Dataset entries on figures
---+---
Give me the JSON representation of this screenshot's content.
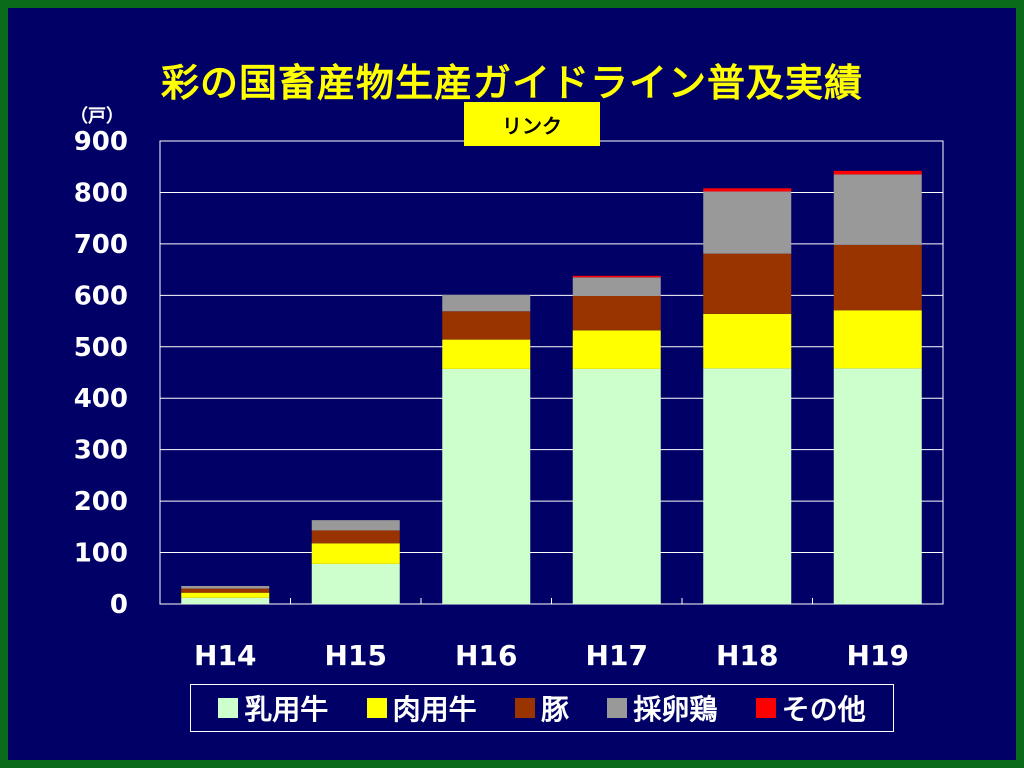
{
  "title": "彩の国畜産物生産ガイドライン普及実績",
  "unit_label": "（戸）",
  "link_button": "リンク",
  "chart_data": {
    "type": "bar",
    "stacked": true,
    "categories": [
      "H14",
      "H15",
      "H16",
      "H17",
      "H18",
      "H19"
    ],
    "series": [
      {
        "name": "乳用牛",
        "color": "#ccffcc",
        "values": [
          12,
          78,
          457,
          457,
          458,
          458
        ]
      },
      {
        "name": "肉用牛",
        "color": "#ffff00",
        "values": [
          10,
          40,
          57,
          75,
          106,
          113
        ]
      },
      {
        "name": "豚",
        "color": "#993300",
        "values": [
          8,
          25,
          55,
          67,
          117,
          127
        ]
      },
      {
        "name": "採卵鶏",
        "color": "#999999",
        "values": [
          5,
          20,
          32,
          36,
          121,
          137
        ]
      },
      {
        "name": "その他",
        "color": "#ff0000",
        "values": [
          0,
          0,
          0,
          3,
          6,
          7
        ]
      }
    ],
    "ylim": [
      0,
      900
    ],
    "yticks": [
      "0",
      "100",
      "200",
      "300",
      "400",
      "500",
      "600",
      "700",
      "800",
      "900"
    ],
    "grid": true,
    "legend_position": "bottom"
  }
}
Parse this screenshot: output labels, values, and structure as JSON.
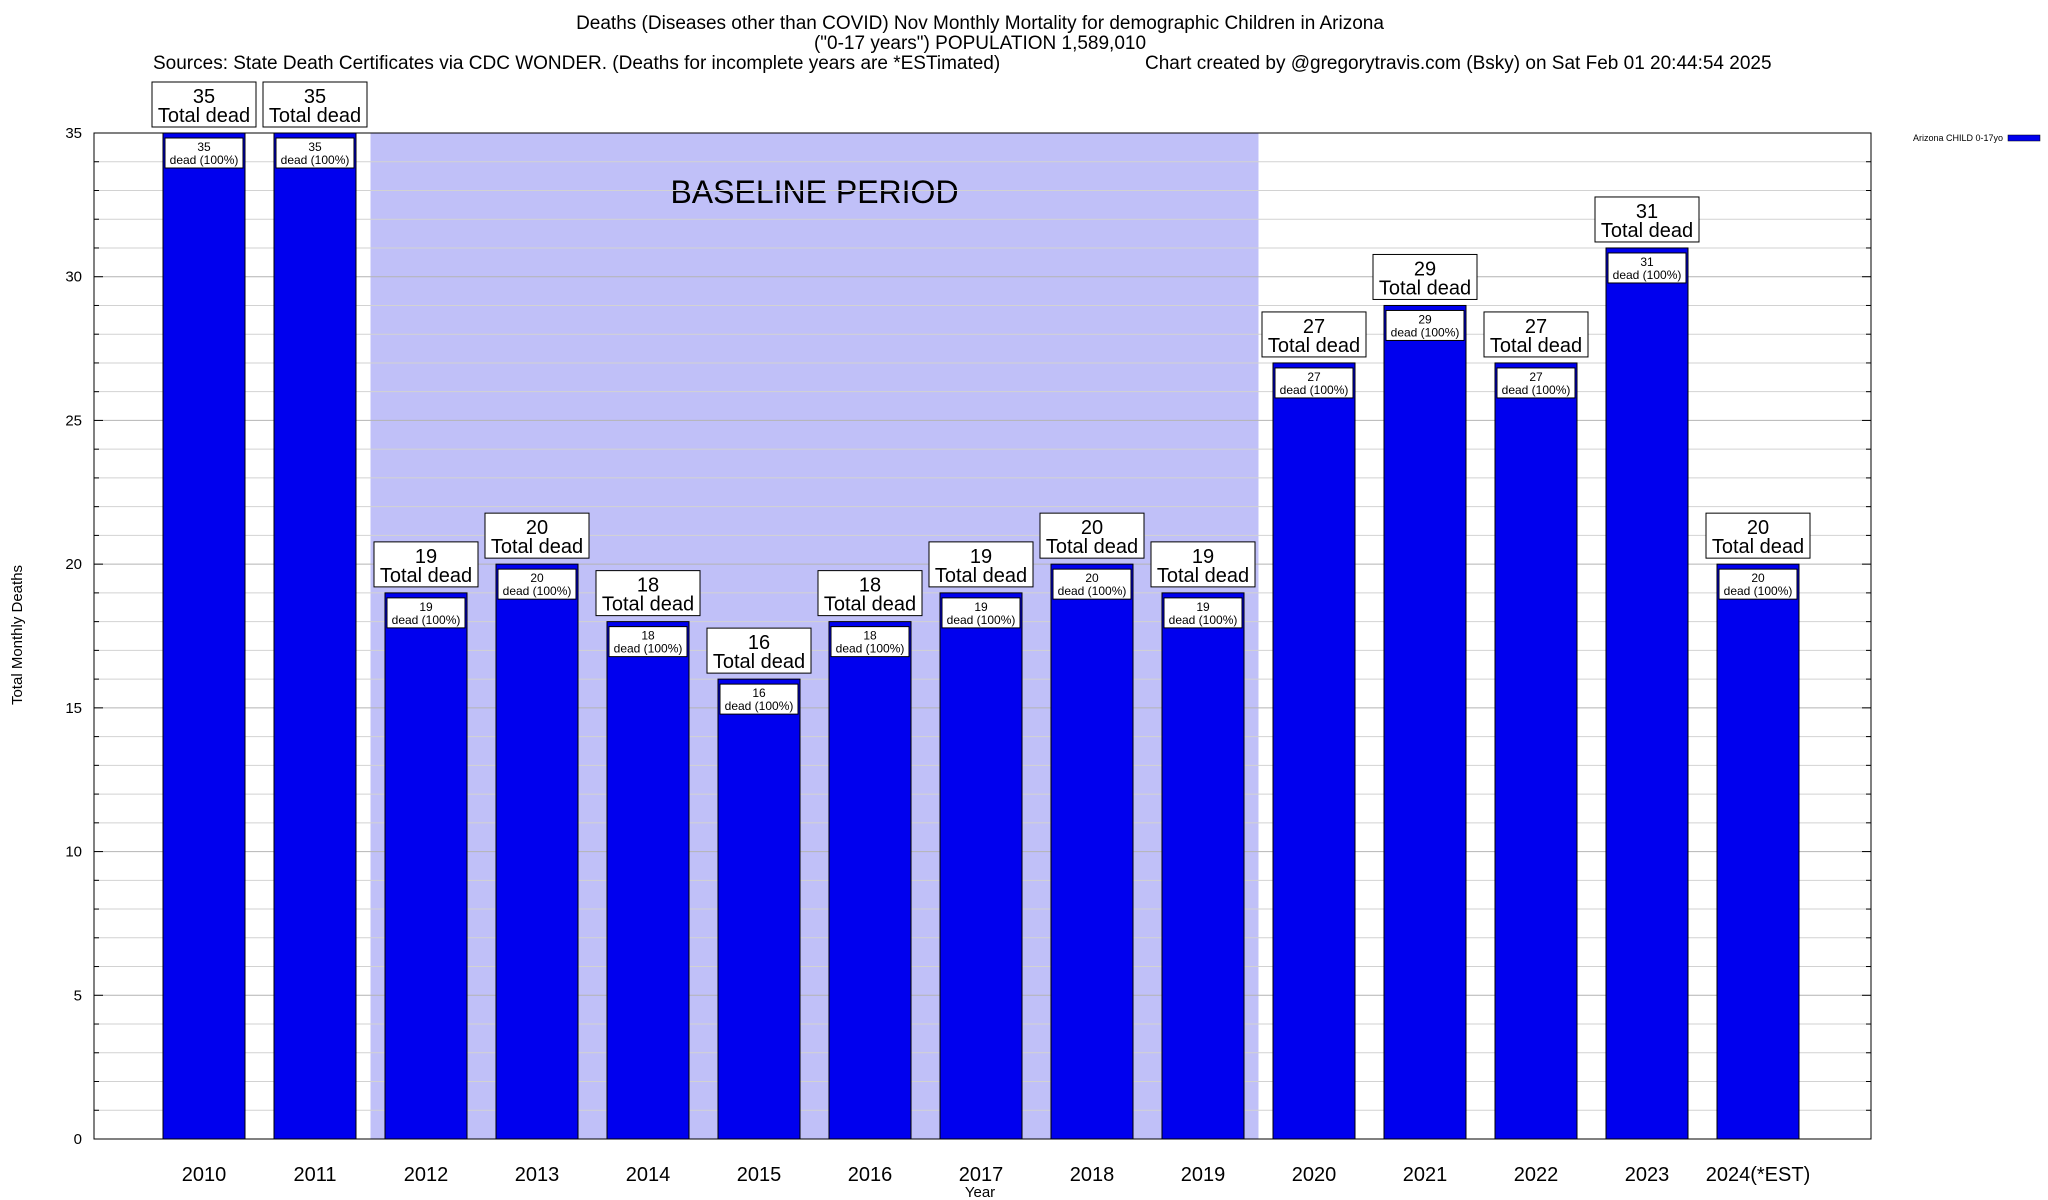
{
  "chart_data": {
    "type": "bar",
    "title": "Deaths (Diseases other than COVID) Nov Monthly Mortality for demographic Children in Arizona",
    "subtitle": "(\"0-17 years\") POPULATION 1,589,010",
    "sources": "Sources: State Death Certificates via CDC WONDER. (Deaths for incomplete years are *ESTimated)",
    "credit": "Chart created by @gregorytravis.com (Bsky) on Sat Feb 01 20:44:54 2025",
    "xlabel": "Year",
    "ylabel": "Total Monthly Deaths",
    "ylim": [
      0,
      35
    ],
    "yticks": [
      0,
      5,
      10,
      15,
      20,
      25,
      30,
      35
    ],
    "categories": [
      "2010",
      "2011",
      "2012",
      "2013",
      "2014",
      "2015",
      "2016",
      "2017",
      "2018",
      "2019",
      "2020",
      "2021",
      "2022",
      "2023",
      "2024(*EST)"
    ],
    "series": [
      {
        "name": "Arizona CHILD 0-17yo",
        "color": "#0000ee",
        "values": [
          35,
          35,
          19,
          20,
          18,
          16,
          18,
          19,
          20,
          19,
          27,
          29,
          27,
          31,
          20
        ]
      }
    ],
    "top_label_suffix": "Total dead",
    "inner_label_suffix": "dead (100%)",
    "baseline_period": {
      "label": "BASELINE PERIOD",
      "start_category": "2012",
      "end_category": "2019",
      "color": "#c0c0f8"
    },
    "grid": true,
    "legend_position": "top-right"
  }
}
---+---
Stated exercise ::
Omit any images, then output the listing exactly.

Response to this task ::
Give me the JSON representation of this screenshot's content.
{
  "title": "彩の国畜産物生産ガイドライン普及実績",
  "unit_label": "（戸）",
  "link_button": "リンク",
  "chart_data": {
    "type": "bar",
    "stacked": true,
    "categories": [
      "H14",
      "H15",
      "H16",
      "H17",
      "H18",
      "H19"
    ],
    "series": [
      {
        "name": "乳用牛",
        "color": "#ccffcc",
        "values": [
          12,
          78,
          457,
          457,
          458,
          458
        ]
      },
      {
        "name": "肉用牛",
        "color": "#ffff00",
        "values": [
          10,
          40,
          57,
          75,
          106,
          113
        ]
      },
      {
        "name": "豚",
        "color": "#993300",
        "values": [
          8,
          25,
          55,
          67,
          117,
          127
        ]
      },
      {
        "name": "採卵鶏",
        "color": "#999999",
        "values": [
          5,
          20,
          32,
          36,
          121,
          137
        ]
      },
      {
        "name": "その他",
        "color": "#ff0000",
        "values": [
          0,
          0,
          0,
          3,
          6,
          7
        ]
      }
    ],
    "ylim": [
      0,
      900
    ],
    "yticks": [
      "0",
      "100",
      "200",
      "300",
      "400",
      "500",
      "600",
      "700",
      "800",
      "900"
    ],
    "grid": true,
    "legend_position": "bottom"
  }
}
Parse this screenshot: output labels, values, and structure as JSON.
{
  "chart_data": {
    "type": "bar",
    "title": "Deaths (Diseases other than COVID) Nov Monthly Mortality for demographic Children in Arizona",
    "subtitle": "(\"0-17 years\") POPULATION 1,589,010",
    "sources": "Sources: State Death Certificates via CDC WONDER. (Deaths for incomplete years are *ESTimated)",
    "credit": "Chart created by @gregorytravis.com (Bsky) on Sat Feb 01 20:44:54 2025",
    "xlabel": "Year",
    "ylabel": "Total Monthly Deaths",
    "ylim": [
      0,
      35
    ],
    "yticks": [
      0,
      5,
      10,
      15,
      20,
      25,
      30,
      35
    ],
    "categories": [
      "2010",
      "2011",
      "2012",
      "2013",
      "2014",
      "2015",
      "2016",
      "2017",
      "2018",
      "2019",
      "2020",
      "2021",
      "2022",
      "2023",
      "2024(*EST)"
    ],
    "series": [
      {
        "name": "Arizona CHILD 0-17yo",
        "color": "#0000ee",
        "values": [
          35,
          35,
          19,
          20,
          18,
          16,
          18,
          19,
          20,
          19,
          27,
          29,
          27,
          31,
          20
        ]
      }
    ],
    "top_label_suffix": "Total dead",
    "inner_label_suffix": "dead (100%)",
    "baseline_period": {
      "label": "BASELINE PERIOD",
      "start_category": "2012",
      "end_category": "2019",
      "color": "#c0c0f8"
    },
    "grid": true,
    "legend_position": "top-right"
  }
}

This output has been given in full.